TASK REQUIREMENTS » Count the lines in the data below where the string "pellets" occurs, please, and give the number alone.
--- start of THE DATA ---
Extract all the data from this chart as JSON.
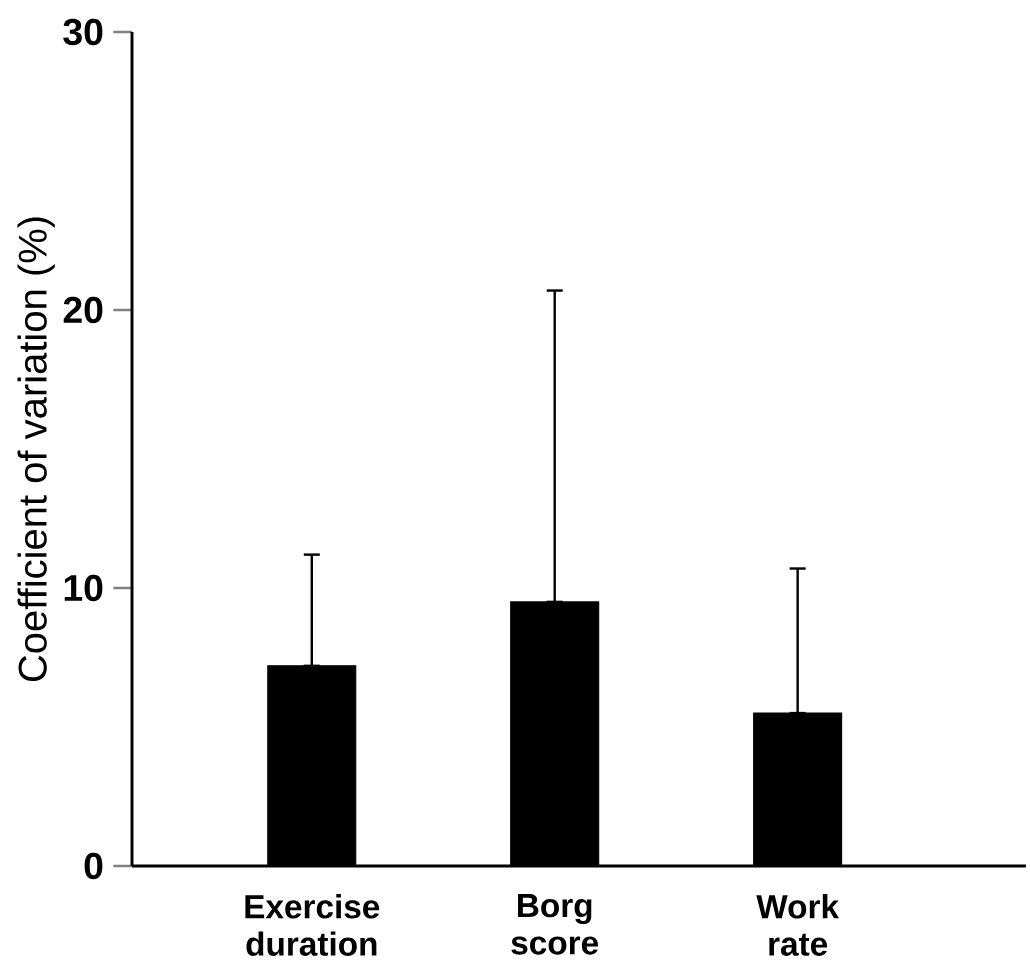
{
  "chart_data": {
    "type": "bar",
    "ylabel": "Coefficient of variation (%)",
    "categories": [
      "Exercise duration",
      "Borg score",
      "Work rate"
    ],
    "values": [
      7.2,
      9.5,
      5.5
    ],
    "errors": [
      [
        7.2,
        11.2
      ],
      [
        9.5,
        20.7
      ],
      [
        5.5,
        10.7
      ]
    ],
    "color": "#000000",
    "ylim": [
      0,
      30
    ],
    "yticks": [
      0,
      10,
      20,
      30
    ]
  }
}
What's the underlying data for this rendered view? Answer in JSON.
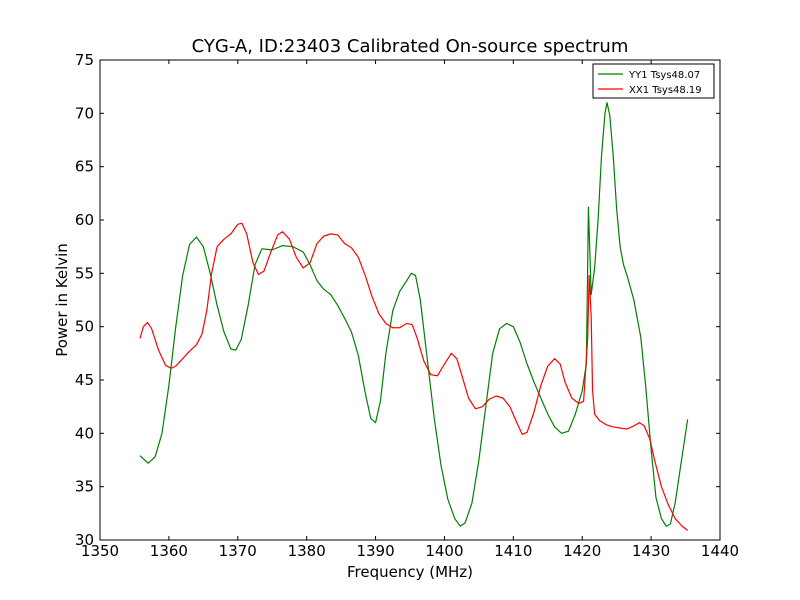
{
  "chart_data": {
    "type": "line",
    "title": "CYG-A, ID:23403 Calibrated On-source spectrum",
    "xlabel": "Frequency (MHz)",
    "ylabel": "Power in Kelvin",
    "xlim": [
      1350,
      1440
    ],
    "ylim": [
      30,
      75
    ],
    "x_ticks": [
      1350,
      1360,
      1370,
      1380,
      1390,
      1400,
      1410,
      1420,
      1430,
      1440
    ],
    "y_ticks": [
      30,
      35,
      40,
      45,
      50,
      55,
      60,
      65,
      70,
      75
    ],
    "grid": false,
    "legend": "top-right",
    "series": [
      {
        "name": "YY1 Tsys48.07",
        "color": "#008000",
        "points": [
          [
            1355.8,
            37.9
          ],
          [
            1357.0,
            37.2
          ],
          [
            1358.0,
            37.8
          ],
          [
            1359.0,
            40.0
          ],
          [
            1360.0,
            44.5
          ],
          [
            1361.0,
            50.0
          ],
          [
            1362.0,
            54.8
          ],
          [
            1363.0,
            57.7
          ],
          [
            1364.0,
            58.4
          ],
          [
            1365.0,
            57.5
          ],
          [
            1366.0,
            55.0
          ],
          [
            1367.0,
            52.0
          ],
          [
            1368.0,
            49.5
          ],
          [
            1369.0,
            47.9
          ],
          [
            1369.7,
            47.8
          ],
          [
            1370.5,
            48.8
          ],
          [
            1371.5,
            52.0
          ],
          [
            1372.5,
            55.8
          ],
          [
            1373.5,
            57.3
          ],
          [
            1375.0,
            57.2
          ],
          [
            1376.5,
            57.6
          ],
          [
            1378.0,
            57.5
          ],
          [
            1379.5,
            57.0
          ],
          [
            1380.5,
            55.8
          ],
          [
            1381.5,
            54.3
          ],
          [
            1382.5,
            53.5
          ],
          [
            1383.5,
            53.0
          ],
          [
            1384.5,
            52.0
          ],
          [
            1385.5,
            50.8
          ],
          [
            1386.5,
            49.5
          ],
          [
            1387.5,
            47.3
          ],
          [
            1388.5,
            43.8
          ],
          [
            1389.3,
            41.4
          ],
          [
            1390.0,
            41.0
          ],
          [
            1390.7,
            43.0
          ],
          [
            1391.5,
            47.5
          ],
          [
            1392.5,
            51.5
          ],
          [
            1393.5,
            53.3
          ],
          [
            1394.5,
            54.3
          ],
          [
            1395.2,
            55.0
          ],
          [
            1395.8,
            54.8
          ],
          [
            1396.5,
            52.5
          ],
          [
            1397.5,
            47.0
          ],
          [
            1398.5,
            41.5
          ],
          [
            1399.5,
            37.0
          ],
          [
            1400.5,
            33.8
          ],
          [
            1401.5,
            32.0
          ],
          [
            1402.3,
            31.3
          ],
          [
            1403.0,
            31.6
          ],
          [
            1404.0,
            33.5
          ],
          [
            1405.0,
            37.5
          ],
          [
            1406.0,
            42.5
          ],
          [
            1407.0,
            47.5
          ],
          [
            1408.0,
            49.8
          ],
          [
            1409.0,
            50.3
          ],
          [
            1410.0,
            50.0
          ],
          [
            1411.0,
            48.5
          ],
          [
            1412.0,
            46.5
          ],
          [
            1413.0,
            44.8
          ],
          [
            1414.0,
            43.3
          ],
          [
            1415.0,
            41.8
          ],
          [
            1416.0,
            40.6
          ],
          [
            1417.0,
            40.0
          ],
          [
            1418.0,
            40.2
          ],
          [
            1419.0,
            41.8
          ],
          [
            1420.0,
            44.0
          ],
          [
            1420.6,
            46.5
          ],
          [
            1420.9,
            61.2
          ],
          [
            1421.3,
            53.0
          ],
          [
            1421.8,
            55.5
          ],
          [
            1422.3,
            60.0
          ],
          [
            1422.8,
            66.0
          ],
          [
            1423.3,
            70.0
          ],
          [
            1423.6,
            71.0
          ],
          [
            1424.0,
            69.8
          ],
          [
            1424.5,
            66.0
          ],
          [
            1425.0,
            61.0
          ],
          [
            1425.5,
            57.5
          ],
          [
            1426.0,
            55.8
          ],
          [
            1426.5,
            54.8
          ],
          [
            1427.5,
            52.5
          ],
          [
            1428.5,
            49.0
          ],
          [
            1429.2,
            44.5
          ],
          [
            1430.0,
            38.5
          ],
          [
            1430.7,
            34.0
          ],
          [
            1431.5,
            32.0
          ],
          [
            1432.2,
            31.3
          ],
          [
            1432.8,
            31.5
          ],
          [
            1433.5,
            33.5
          ],
          [
            1434.3,
            37.0
          ],
          [
            1435.3,
            41.3
          ]
        ]
      },
      {
        "name": "XX1 Tsys48.19",
        "color": "#ff0000",
        "points": [
          [
            1355.8,
            48.9
          ],
          [
            1356.3,
            50.0
          ],
          [
            1356.9,
            50.4
          ],
          [
            1357.5,
            49.8
          ],
          [
            1358.5,
            47.8
          ],
          [
            1359.5,
            46.4
          ],
          [
            1360.3,
            46.1
          ],
          [
            1361.0,
            46.3
          ],
          [
            1362.0,
            47.0
          ],
          [
            1363.0,
            47.7
          ],
          [
            1364.0,
            48.3
          ],
          [
            1364.8,
            49.3
          ],
          [
            1365.5,
            51.5
          ],
          [
            1366.2,
            55.0
          ],
          [
            1367.0,
            57.5
          ],
          [
            1368.0,
            58.2
          ],
          [
            1369.0,
            58.7
          ],
          [
            1370.0,
            59.6
          ],
          [
            1370.6,
            59.7
          ],
          [
            1371.3,
            58.7
          ],
          [
            1372.2,
            56.0
          ],
          [
            1373.0,
            54.9
          ],
          [
            1373.8,
            55.2
          ],
          [
            1374.8,
            57.0
          ],
          [
            1375.8,
            58.6
          ],
          [
            1376.5,
            58.9
          ],
          [
            1377.5,
            58.2
          ],
          [
            1378.5,
            56.5
          ],
          [
            1379.5,
            55.5
          ],
          [
            1380.5,
            56.0
          ],
          [
            1381.5,
            57.8
          ],
          [
            1382.5,
            58.5
          ],
          [
            1383.5,
            58.7
          ],
          [
            1384.5,
            58.6
          ],
          [
            1385.5,
            57.8
          ],
          [
            1386.5,
            57.4
          ],
          [
            1387.5,
            56.5
          ],
          [
            1388.5,
            54.8
          ],
          [
            1389.5,
            52.8
          ],
          [
            1390.5,
            51.2
          ],
          [
            1391.5,
            50.3
          ],
          [
            1392.5,
            49.9
          ],
          [
            1393.5,
            49.9
          ],
          [
            1394.5,
            50.3
          ],
          [
            1395.3,
            50.2
          ],
          [
            1396.0,
            49.0
          ],
          [
            1397.0,
            46.8
          ],
          [
            1398.0,
            45.5
          ],
          [
            1399.0,
            45.4
          ],
          [
            1400.0,
            46.5
          ],
          [
            1401.0,
            47.5
          ],
          [
            1401.8,
            47.0
          ],
          [
            1402.5,
            45.5
          ],
          [
            1403.5,
            43.3
          ],
          [
            1404.5,
            42.3
          ],
          [
            1405.5,
            42.5
          ],
          [
            1406.5,
            43.2
          ],
          [
            1407.5,
            43.5
          ],
          [
            1408.5,
            43.3
          ],
          [
            1409.5,
            42.5
          ],
          [
            1410.5,
            41.0
          ],
          [
            1411.3,
            39.9
          ],
          [
            1412.0,
            40.1
          ],
          [
            1413.0,
            42.0
          ],
          [
            1414.0,
            44.5
          ],
          [
            1415.0,
            46.3
          ],
          [
            1416.0,
            47.0
          ],
          [
            1416.8,
            46.5
          ],
          [
            1417.5,
            44.8
          ],
          [
            1418.5,
            43.3
          ],
          [
            1419.5,
            42.8
          ],
          [
            1420.2,
            43.0
          ],
          [
            1420.8,
            49.0
          ],
          [
            1421.0,
            54.8
          ],
          [
            1421.3,
            51.0
          ],
          [
            1421.5,
            44.0
          ],
          [
            1421.8,
            41.8
          ],
          [
            1422.5,
            41.2
          ],
          [
            1423.5,
            40.8
          ],
          [
            1424.5,
            40.6
          ],
          [
            1425.5,
            40.5
          ],
          [
            1426.5,
            40.4
          ],
          [
            1427.5,
            40.7
          ],
          [
            1428.3,
            41.0
          ],
          [
            1429.0,
            40.7
          ],
          [
            1429.8,
            39.5
          ],
          [
            1430.5,
            37.5
          ],
          [
            1431.5,
            35.0
          ],
          [
            1432.5,
            33.3
          ],
          [
            1433.5,
            32.0
          ],
          [
            1434.5,
            31.3
          ],
          [
            1435.3,
            30.9
          ]
        ]
      }
    ]
  }
}
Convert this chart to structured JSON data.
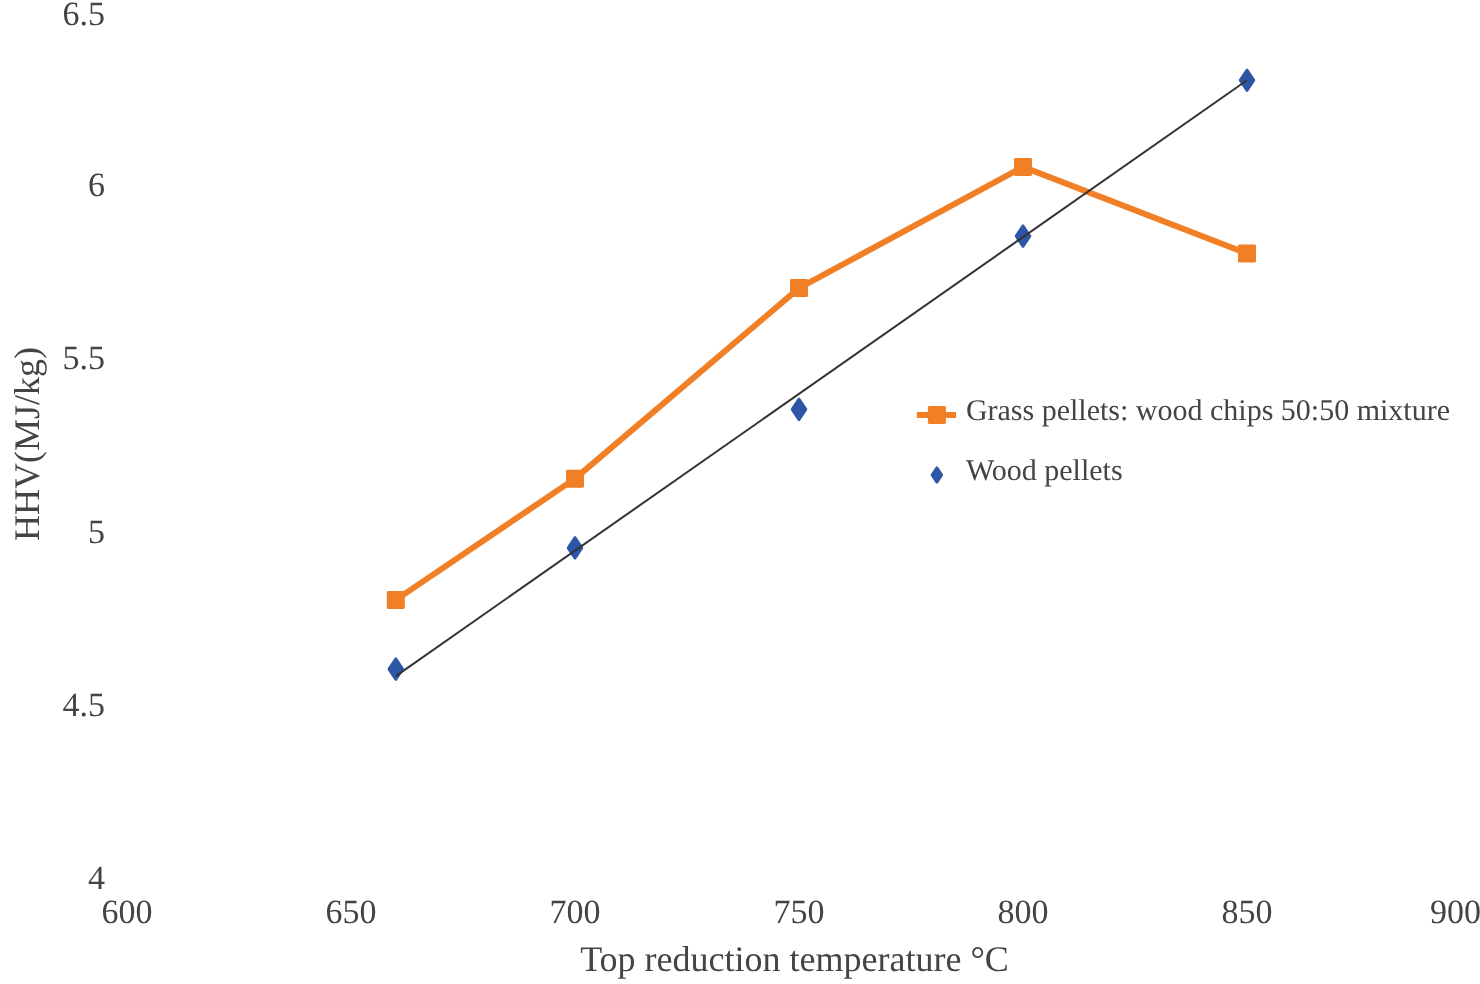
{
  "chart_data": {
    "type": "line",
    "xlabel": "Top reduction temperature  °C",
    "ylabel": "HHV(MJ/kg)",
    "x": [
      660,
      700,
      750,
      800,
      850
    ],
    "series": [
      {
        "name": "Grass pellets: wood chips 50:50 mixture",
        "color": "#f07f26",
        "values": [
          4.8,
          5.15,
          5.7,
          6.05,
          5.8
        ],
        "marker": "square"
      },
      {
        "name": "Wood pellets",
        "type": "scatter",
        "color": "#2e56a6",
        "values": [
          4.6,
          4.95,
          5.35,
          5.85,
          6.3
        ],
        "marker": "diamond"
      },
      {
        "type": "line",
        "color": "#333333",
        "x": [
          660,
          850
        ],
        "values": [
          4.58,
          6.3
        ],
        "marker": "none"
      }
    ],
    "xlim": [
      600,
      900
    ],
    "xticks": [
      600,
      650,
      700,
      750,
      800,
      850,
      900
    ],
    "ylim": [
      4,
      6.5
    ],
    "yticks": [
      4,
      4.5,
      5,
      5.5,
      6,
      6.5
    ],
    "grid": false,
    "legend": "right"
  }
}
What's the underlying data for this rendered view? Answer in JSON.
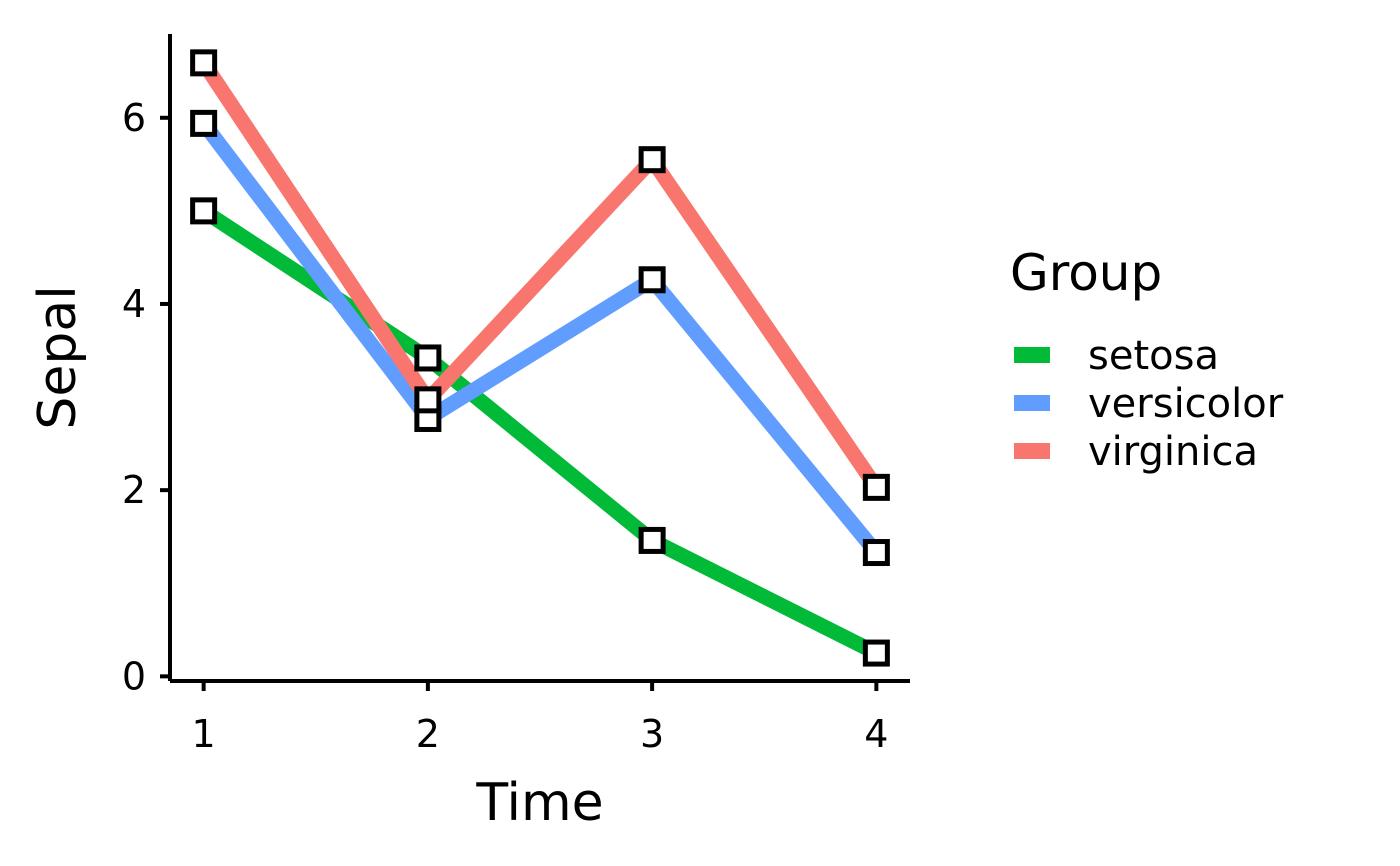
{
  "chart_data": {
    "type": "line",
    "title": "",
    "xlabel": "Time",
    "ylabel": "Sepal",
    "x": [
      1,
      2,
      3,
      4
    ],
    "xlim": [
      0.85,
      4.15
    ],
    "ylim": [
      -0.05,
      6.9
    ],
    "xticks": [
      "1",
      "2",
      "3",
      "4"
    ],
    "yticks": [
      "0",
      "2",
      "4",
      "6"
    ],
    "yticks_values": [
      0,
      2,
      4,
      6
    ],
    "grid": false,
    "legend": {
      "title": "Group",
      "placement": "right"
    },
    "marker": "open-square",
    "series": [
      {
        "name": "setosa",
        "color": "#00BA38",
        "values": [
          5.0,
          3.42,
          1.46,
          0.25
        ]
      },
      {
        "name": "versicolor",
        "color": "#619CFF",
        "values": [
          5.94,
          2.77,
          4.26,
          1.33
        ]
      },
      {
        "name": "virginica",
        "color": "#F8766D",
        "values": [
          6.59,
          2.97,
          5.55,
          2.03
        ]
      }
    ]
  }
}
--- end of THE DATA ---
EXERCISE RESPONSE » 2